# Given exercise
Omit all pictures and give the records below again exactly as written.

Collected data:
##########

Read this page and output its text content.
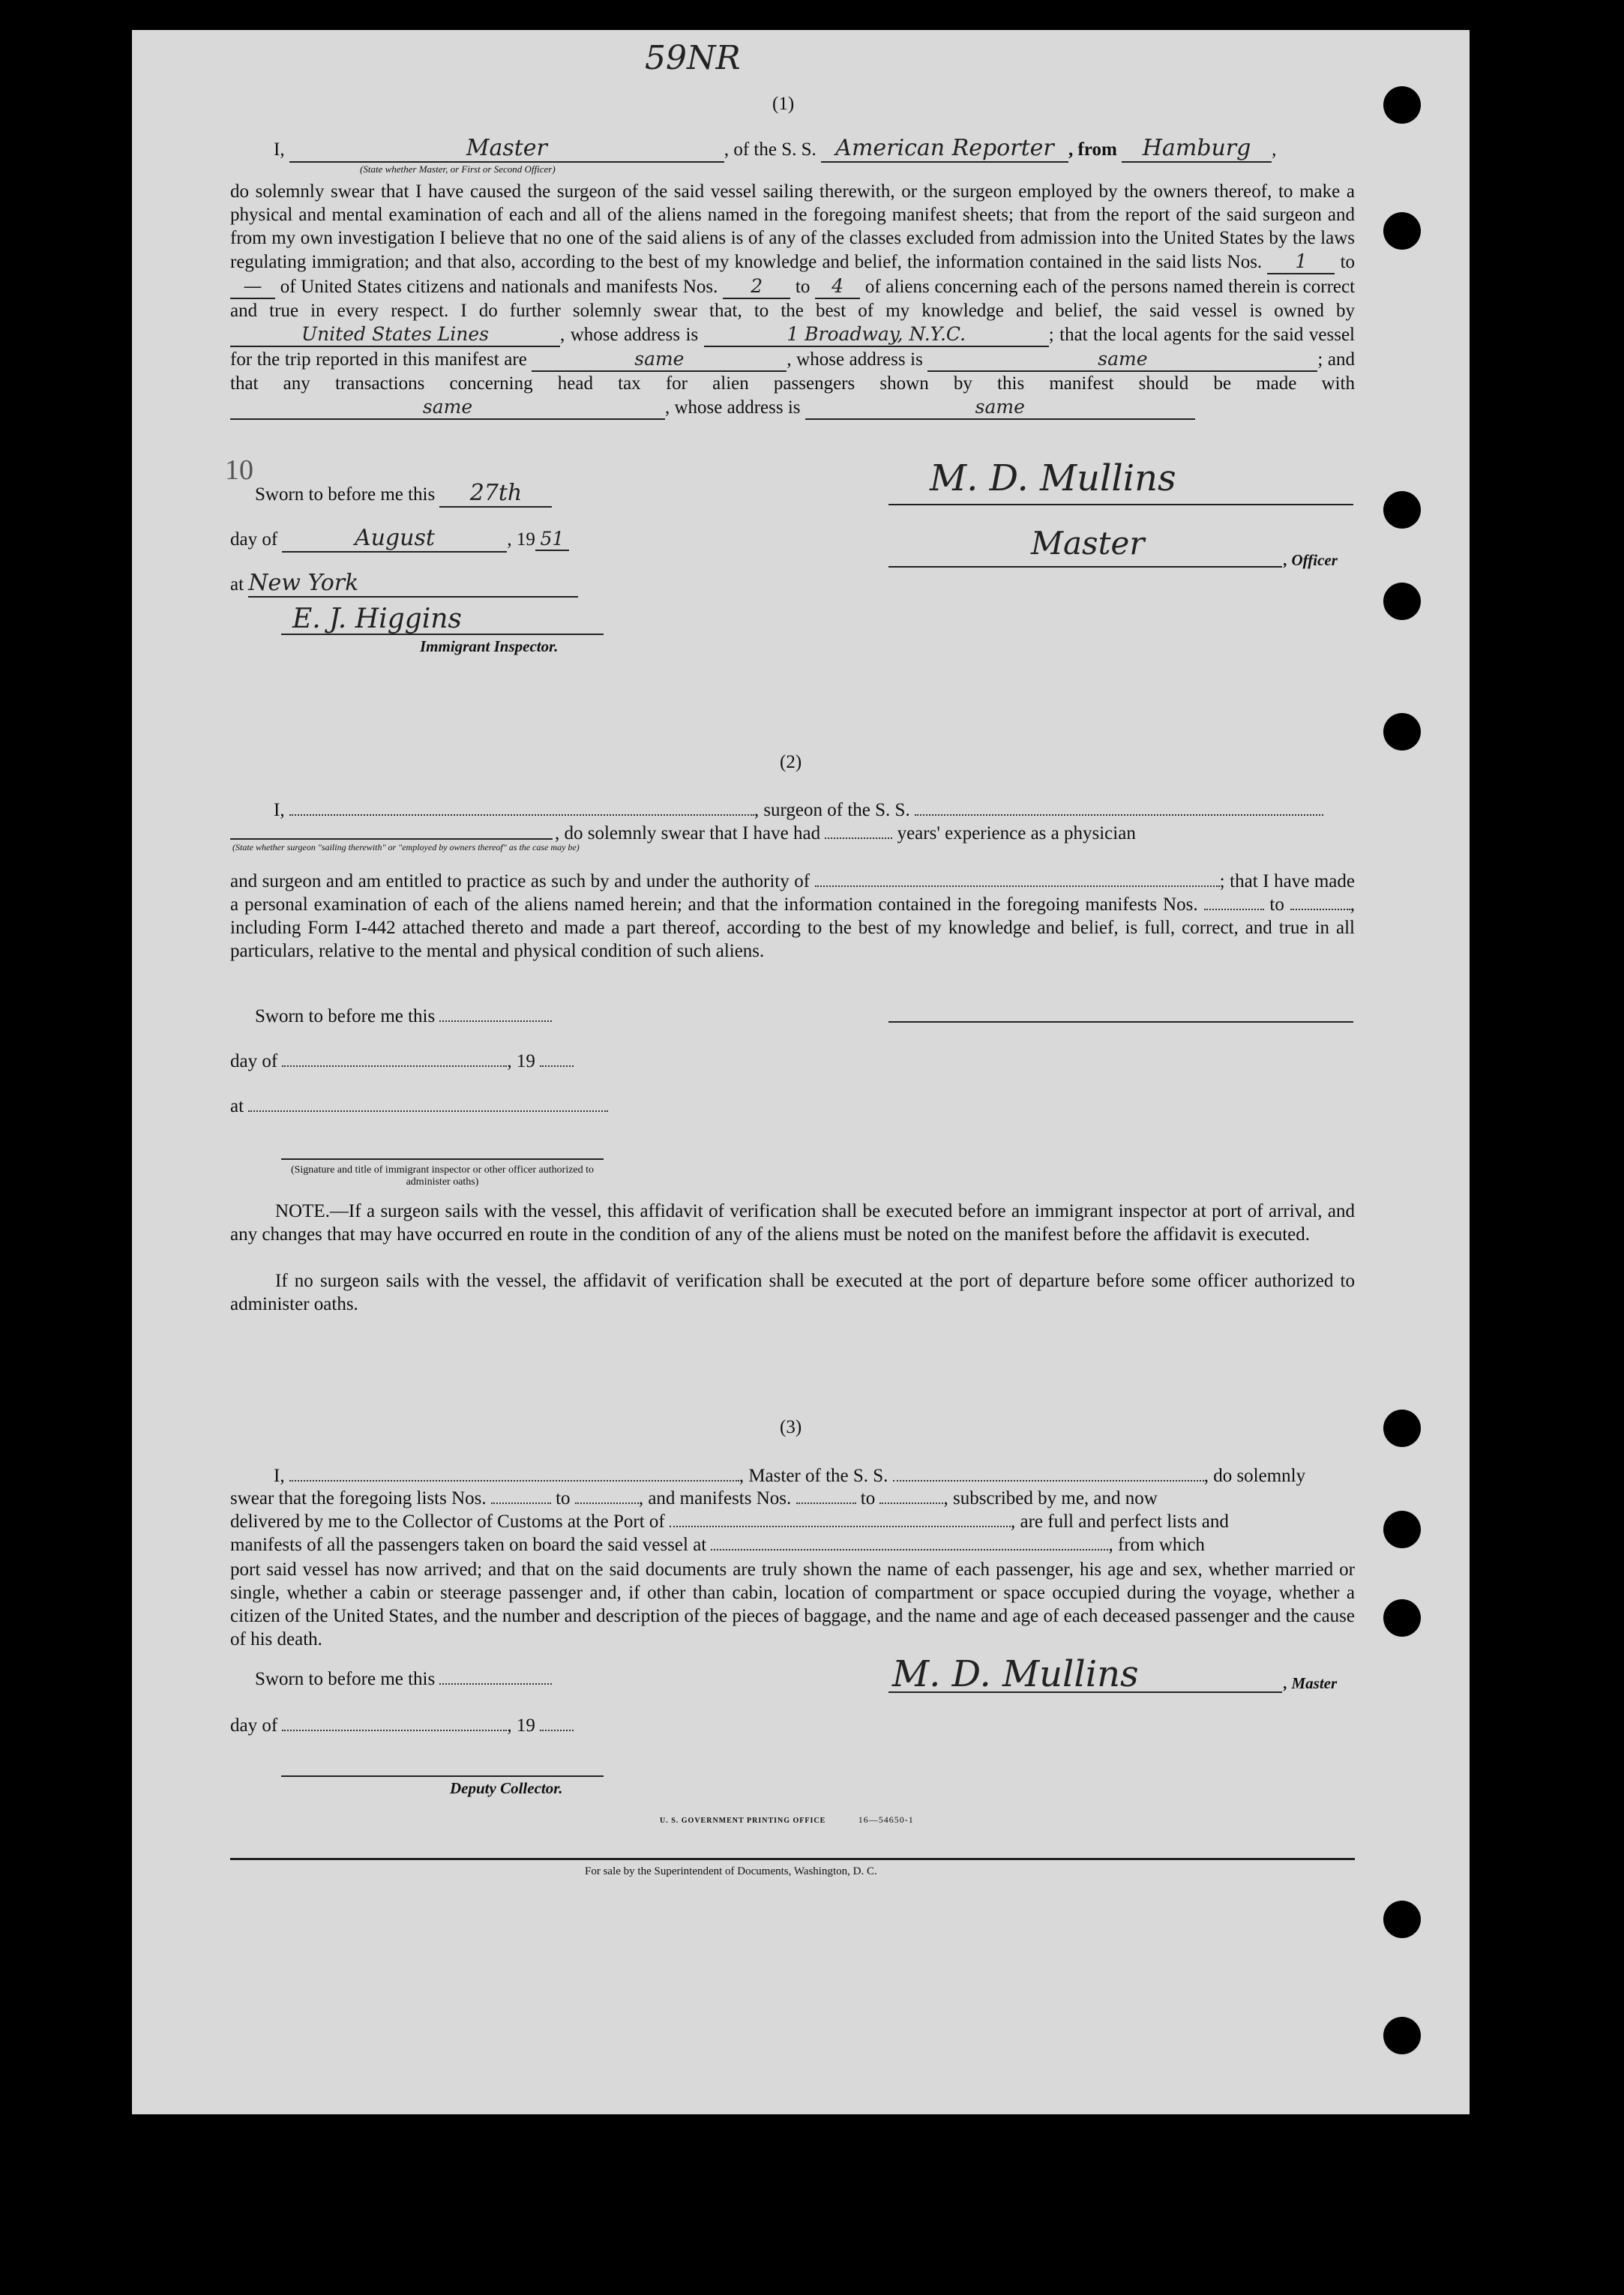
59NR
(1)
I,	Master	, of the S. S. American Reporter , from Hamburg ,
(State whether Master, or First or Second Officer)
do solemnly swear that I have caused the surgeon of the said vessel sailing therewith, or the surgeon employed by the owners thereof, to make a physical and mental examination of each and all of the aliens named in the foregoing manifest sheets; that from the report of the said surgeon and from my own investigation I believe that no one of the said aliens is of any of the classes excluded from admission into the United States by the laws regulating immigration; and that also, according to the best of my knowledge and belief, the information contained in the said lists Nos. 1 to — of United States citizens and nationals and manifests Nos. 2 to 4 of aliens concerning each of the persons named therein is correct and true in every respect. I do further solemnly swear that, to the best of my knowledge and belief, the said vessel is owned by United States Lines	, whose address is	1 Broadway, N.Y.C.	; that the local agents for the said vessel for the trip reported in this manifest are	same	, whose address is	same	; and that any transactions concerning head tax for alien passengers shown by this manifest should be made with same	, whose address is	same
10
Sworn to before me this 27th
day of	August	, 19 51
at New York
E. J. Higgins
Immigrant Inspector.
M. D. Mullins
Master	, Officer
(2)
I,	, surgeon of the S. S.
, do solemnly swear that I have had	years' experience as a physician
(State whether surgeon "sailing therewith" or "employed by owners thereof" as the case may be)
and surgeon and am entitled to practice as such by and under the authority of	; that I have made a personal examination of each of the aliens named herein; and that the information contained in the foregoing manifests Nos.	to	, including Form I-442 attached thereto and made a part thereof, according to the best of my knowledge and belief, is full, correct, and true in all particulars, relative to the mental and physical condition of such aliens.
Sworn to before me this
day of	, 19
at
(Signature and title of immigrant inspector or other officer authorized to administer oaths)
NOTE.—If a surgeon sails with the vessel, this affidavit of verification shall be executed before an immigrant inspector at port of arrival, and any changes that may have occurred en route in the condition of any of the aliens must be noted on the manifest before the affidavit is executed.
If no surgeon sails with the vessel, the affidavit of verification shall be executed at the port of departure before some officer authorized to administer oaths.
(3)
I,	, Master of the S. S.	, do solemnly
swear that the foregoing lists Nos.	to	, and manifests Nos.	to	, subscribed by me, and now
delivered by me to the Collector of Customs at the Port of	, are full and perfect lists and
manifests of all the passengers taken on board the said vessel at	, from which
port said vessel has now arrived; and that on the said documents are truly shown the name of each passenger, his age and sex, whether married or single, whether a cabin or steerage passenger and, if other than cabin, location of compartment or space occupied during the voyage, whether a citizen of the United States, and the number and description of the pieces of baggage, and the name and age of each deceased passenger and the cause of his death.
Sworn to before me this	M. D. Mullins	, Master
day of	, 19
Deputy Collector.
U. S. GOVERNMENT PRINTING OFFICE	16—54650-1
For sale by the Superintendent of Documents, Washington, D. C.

##########

# Answer to this task
Read this page and output its text content.
59NR
(1)
I,	Master	, of the S. S. American Reporter , from Hamburg ,
(State whether Master, or First or Second Officer)
do solemnly swear that I have caused the surgeon of the said vessel sailing therewith, or the surgeon employed by the owners thereof, to make a physical and mental examination of each and all of the aliens named in the foregoing manifest sheets; that from the report of the said surgeon and from my own investigation I believe that no one of the said aliens is of any of the classes excluded from admission into the United States by the laws regulating immigration; and that also, according to the best of my knowledge and belief, the information contained in the said lists Nos. 1 to — of United States citizens and nationals and manifests Nos. 2 to 4 of aliens concerning each of the persons named therein is correct and true in every respect. I do further solemnly swear that, to the best of my knowledge and belief, the said vessel is owned by United States Lines	, whose address is	1 Broadway, N.Y.C.	; that the local agents for the said vessel for the trip reported in this manifest are	same	, whose address is	same	; and that any transactions concerning head tax for alien passengers shown by this manifest should be made with same	, whose address is	same
10
Sworn to before me this 27th
day of	August	, 19 51
at New York
E. J. Higgins
Immigrant Inspector.
M. D. Mullins
Master	, Officer
(2)
I,	, surgeon of the S. S.
, do solemnly swear that I have had	years' experience as a physician
(State whether surgeon "sailing therewith" or "employed by owners thereof" as the case may be)
and surgeon and am entitled to practice as such by and under the authority of	; that I have made a personal examination of each of the aliens named herein; and that the information contained in the foregoing manifests Nos.	to	, including Form I-442 attached thereto and made a part thereof, according to the best of my knowledge and belief, is full, correct, and true in all particulars, relative to the mental and physical condition of such aliens.
Sworn to before me this
day of	, 19
at
(Signature and title of immigrant inspector or other officer authorized to administer oaths)
NOTE.—If a surgeon sails with the vessel, this affidavit of verification shall be executed before an immigrant inspector at port of arrival, and any changes that may have occurred en route in the condition of any of the aliens must be noted on the manifest before the affidavit is executed.
If no surgeon sails with the vessel, the affidavit of verification shall be executed at the port of departure before some officer authorized to administer oaths.
(3)
I,	, Master of the S. S.	, do solemnly
swear that the foregoing lists Nos.	to	, and manifests Nos.	to	, subscribed by me, and now
delivered by me to the Collector of Customs at the Port of	, are full and perfect lists and
manifests of all the passengers taken on board the said vessel at	, from which
port said vessel has now arrived; and that on the said documents are truly shown the name of each passenger, his age and sex, whether married or single, whether a cabin or steerage passenger and, if other than cabin, location of compartment or space occupied during the voyage, whether a citizen of the United States, and the number and description of the pieces of baggage, and the name and age of each deceased passenger and the cause of his death.
Sworn to before me this	M. D. Mullins	, Master
day of	, 19
Deputy Collector.
U. S. GOVERNMENT PRINTING OFFICE	16—54650-1
For sale by the Superintendent of Documents, Washington, D. C.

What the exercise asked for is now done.